━━━ EXCERPT PROVIDED

"It's humbling to think that our 2-year old company could be playing such a globally meaningful role that state officials find their way toward highlighting our significance," a post on the Twitter blog by co-founder Biz Stone read. Therein lies the uneasy truth: In a major international crisis, one of the prime channels of communication and news for individuals, media outlets, and governments alike is a 2-year-old start-up in San Francisco with 50 employees, no discernible business model, a history of technical instability, and a misinformation-related lawsuit on the table. This is a problem."
So wrote Caroline McCarthy on CNET yesterday, and she's right: Twitter's youth is over. Which means it's time for Twitter to grow up.
The events of the past week have been incredible. Twitter's role in the protests against the Iranian election has been huge, as a tool for communicating and organizing, and mobilizing people around the world to work for a cause -- so huge that the State Department had to step in and press Twitter to postpone a planned 90-minute outage for maintenance:
"We highlighted to them that this was an important form of communication," said a State Department official of the conversation the department had with Twitter officials.
Here's the thing: I couldn't believe the State Department had to step in — it was obvious what a critical role Twitter was playing in the process. A friend of mine rather presciently noted on Friday night, during the "Facebook land grab," that "Twitter and Facebook are so central and outages are potentially so disruptive that some sort of regulatory scheme can't be far." Turns out we're pretty much there. But even so: if it was so obvious to everyone what a critical role Twitter was playing here — even the State department — why wasn't it obvious to Twitter?

━━━━━━
━━━ EXTRACTED DATA

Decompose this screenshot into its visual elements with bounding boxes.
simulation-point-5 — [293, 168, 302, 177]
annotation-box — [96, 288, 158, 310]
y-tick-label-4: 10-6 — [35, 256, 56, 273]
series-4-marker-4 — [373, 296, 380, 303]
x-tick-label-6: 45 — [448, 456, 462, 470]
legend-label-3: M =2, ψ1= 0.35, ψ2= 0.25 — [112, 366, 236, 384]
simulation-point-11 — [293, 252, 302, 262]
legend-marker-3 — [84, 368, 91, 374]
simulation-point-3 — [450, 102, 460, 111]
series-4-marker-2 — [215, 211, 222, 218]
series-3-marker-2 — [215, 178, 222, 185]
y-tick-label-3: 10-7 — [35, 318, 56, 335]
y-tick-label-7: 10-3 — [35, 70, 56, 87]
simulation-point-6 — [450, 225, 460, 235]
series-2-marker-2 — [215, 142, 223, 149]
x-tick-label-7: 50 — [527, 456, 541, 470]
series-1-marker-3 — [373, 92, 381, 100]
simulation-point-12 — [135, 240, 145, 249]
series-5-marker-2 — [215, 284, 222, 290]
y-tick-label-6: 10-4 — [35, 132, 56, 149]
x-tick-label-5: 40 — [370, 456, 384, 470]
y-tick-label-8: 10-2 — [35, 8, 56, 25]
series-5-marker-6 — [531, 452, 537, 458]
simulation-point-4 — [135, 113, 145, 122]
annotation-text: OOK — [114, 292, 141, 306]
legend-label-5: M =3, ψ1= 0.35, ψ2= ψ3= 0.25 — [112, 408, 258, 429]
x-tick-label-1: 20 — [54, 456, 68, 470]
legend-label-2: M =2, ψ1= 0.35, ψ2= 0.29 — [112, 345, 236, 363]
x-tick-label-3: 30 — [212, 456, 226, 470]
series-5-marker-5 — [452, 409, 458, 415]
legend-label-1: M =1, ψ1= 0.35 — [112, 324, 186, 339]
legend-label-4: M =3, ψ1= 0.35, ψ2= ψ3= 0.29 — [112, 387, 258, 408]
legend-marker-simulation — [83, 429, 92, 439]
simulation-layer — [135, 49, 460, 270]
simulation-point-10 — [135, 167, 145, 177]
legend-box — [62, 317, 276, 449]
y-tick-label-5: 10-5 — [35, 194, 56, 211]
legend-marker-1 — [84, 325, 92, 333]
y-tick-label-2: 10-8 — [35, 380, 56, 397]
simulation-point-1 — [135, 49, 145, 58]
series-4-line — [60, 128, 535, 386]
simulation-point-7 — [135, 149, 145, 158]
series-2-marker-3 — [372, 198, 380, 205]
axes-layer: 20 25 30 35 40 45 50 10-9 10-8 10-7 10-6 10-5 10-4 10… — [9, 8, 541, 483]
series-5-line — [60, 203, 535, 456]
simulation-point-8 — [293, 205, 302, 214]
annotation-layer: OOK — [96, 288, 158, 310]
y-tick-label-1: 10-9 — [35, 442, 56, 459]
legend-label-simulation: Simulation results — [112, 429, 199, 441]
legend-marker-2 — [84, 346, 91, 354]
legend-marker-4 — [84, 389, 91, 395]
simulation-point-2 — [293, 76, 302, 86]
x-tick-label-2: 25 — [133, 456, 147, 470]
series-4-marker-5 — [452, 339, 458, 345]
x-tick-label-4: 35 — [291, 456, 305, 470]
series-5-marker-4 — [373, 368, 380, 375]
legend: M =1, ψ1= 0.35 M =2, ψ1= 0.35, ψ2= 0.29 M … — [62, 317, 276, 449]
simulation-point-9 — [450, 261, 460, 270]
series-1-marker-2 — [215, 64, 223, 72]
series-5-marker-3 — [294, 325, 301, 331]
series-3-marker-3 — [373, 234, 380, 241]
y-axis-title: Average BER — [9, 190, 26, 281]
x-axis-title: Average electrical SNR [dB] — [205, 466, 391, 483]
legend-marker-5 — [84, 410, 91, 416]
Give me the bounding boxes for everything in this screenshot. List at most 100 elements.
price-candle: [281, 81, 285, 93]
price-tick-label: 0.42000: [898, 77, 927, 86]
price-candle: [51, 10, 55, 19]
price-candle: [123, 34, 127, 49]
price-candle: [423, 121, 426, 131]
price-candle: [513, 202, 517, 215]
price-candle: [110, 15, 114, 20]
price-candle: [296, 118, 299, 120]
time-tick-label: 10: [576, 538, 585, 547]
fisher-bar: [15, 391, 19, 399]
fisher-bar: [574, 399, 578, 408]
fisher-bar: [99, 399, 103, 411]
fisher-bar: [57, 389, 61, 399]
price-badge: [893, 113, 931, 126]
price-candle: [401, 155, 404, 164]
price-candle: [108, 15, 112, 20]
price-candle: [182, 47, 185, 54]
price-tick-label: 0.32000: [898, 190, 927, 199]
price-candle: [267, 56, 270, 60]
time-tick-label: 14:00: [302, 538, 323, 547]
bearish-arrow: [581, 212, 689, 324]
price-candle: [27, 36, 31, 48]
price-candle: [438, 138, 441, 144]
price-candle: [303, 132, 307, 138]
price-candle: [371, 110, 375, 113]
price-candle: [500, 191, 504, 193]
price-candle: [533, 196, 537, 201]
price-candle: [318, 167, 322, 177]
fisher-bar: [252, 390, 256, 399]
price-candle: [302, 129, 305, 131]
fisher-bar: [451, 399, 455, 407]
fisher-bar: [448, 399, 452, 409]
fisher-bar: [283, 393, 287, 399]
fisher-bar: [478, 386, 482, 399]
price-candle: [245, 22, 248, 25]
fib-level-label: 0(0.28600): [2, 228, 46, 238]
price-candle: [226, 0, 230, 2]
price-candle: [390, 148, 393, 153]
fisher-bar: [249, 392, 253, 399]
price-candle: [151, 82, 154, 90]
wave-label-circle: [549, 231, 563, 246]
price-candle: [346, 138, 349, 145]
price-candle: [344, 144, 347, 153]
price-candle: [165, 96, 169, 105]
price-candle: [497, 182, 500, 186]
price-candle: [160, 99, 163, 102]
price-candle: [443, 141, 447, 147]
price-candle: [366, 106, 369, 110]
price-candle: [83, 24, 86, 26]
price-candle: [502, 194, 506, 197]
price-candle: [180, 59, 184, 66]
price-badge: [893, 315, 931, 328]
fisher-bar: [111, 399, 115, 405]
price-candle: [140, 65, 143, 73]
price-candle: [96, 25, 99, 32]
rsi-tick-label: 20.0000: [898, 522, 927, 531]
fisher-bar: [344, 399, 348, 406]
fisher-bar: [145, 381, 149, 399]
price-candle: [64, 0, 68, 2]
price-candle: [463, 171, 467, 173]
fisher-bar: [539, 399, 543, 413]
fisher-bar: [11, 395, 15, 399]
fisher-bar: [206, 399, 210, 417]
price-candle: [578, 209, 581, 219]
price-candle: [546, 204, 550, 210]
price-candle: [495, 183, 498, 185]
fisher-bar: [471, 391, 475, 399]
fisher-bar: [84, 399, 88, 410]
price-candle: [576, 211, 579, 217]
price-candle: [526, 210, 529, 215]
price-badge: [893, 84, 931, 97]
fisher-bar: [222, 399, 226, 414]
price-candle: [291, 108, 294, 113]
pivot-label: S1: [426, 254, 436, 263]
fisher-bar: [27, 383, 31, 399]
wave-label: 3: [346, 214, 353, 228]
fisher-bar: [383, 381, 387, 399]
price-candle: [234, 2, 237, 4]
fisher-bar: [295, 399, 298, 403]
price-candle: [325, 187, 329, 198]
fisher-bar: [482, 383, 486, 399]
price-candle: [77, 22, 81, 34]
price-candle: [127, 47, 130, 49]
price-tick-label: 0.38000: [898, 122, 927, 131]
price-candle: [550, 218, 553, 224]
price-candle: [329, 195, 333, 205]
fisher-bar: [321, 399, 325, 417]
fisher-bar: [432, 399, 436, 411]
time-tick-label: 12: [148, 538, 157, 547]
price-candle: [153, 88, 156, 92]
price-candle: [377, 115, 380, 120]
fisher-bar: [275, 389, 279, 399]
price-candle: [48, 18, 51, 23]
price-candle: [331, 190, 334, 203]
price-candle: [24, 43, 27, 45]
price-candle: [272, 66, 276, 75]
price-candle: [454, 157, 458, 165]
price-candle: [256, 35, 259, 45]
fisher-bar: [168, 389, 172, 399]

━━━━━━

◆ PROBLEM ◆
Copy word for word the passage of the Twitter article that runs from "The events of" to "with Twitter officials.".

◆ WRITTEN RESPONSE ◆
The events of the past week have been incredible. Twitter's role in the protests against the Iranian election has been huge, as a tool for communicating and organizing, and mobilizing people around the world to work for a cause -- so huge that the State Department had to step in and press Twitter to postpone a planned 90-minute outage for maintenance:
"We highlighted to them that this was an important form of communication," said a State Department official of the conversation the department had with Twitter officials.